GIVEN INSTRUCTION:
Determine the count of lines holding the string "right". Return only the number.

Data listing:
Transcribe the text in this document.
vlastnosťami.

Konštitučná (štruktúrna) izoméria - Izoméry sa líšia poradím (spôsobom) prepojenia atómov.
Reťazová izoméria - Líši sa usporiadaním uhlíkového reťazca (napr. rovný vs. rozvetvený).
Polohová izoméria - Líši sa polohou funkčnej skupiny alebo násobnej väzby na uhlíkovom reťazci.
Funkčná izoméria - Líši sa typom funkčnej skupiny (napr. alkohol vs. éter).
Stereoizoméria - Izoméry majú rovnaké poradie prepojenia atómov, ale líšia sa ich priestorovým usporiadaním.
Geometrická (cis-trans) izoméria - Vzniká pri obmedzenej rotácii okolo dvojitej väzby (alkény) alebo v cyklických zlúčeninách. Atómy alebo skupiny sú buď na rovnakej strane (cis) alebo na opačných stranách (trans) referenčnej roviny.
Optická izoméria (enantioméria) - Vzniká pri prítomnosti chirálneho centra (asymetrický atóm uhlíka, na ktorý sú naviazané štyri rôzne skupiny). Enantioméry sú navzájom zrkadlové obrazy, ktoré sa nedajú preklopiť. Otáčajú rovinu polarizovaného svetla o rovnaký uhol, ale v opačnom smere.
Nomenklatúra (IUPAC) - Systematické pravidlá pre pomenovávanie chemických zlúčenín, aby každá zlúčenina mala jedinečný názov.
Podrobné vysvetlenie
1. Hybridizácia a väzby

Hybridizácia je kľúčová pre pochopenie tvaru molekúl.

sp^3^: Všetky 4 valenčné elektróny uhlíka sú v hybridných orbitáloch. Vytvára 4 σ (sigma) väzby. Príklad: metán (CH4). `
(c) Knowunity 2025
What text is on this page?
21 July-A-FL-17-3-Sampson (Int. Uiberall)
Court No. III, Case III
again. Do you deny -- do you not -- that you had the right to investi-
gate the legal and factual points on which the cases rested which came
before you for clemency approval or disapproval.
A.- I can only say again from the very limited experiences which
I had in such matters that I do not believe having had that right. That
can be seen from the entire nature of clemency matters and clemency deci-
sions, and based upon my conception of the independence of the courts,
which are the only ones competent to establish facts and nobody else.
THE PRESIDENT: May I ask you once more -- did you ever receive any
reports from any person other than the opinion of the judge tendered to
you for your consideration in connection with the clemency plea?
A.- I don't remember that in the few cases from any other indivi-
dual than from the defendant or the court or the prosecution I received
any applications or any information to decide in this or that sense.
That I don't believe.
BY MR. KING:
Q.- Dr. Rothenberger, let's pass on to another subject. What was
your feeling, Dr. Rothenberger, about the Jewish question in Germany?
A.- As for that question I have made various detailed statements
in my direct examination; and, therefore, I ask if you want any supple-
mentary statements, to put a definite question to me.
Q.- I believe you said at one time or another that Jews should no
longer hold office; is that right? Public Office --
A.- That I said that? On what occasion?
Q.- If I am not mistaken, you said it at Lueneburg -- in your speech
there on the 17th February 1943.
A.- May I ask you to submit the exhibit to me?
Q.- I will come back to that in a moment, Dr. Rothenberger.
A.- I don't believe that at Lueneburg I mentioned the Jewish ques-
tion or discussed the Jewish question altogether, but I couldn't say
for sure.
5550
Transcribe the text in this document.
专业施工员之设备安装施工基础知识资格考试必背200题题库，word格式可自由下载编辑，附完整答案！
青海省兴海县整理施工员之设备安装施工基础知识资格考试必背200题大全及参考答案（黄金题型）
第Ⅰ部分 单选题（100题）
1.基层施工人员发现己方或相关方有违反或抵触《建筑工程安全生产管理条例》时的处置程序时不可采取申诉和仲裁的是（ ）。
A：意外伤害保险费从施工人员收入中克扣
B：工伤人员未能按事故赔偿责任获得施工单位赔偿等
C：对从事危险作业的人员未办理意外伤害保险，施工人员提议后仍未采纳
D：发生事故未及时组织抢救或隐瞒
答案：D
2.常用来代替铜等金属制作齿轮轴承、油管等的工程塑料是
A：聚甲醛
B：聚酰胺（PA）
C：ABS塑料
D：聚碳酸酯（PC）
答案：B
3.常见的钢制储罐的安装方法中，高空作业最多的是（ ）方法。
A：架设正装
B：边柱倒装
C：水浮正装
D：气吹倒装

RESPONSE TO THE TASK:
3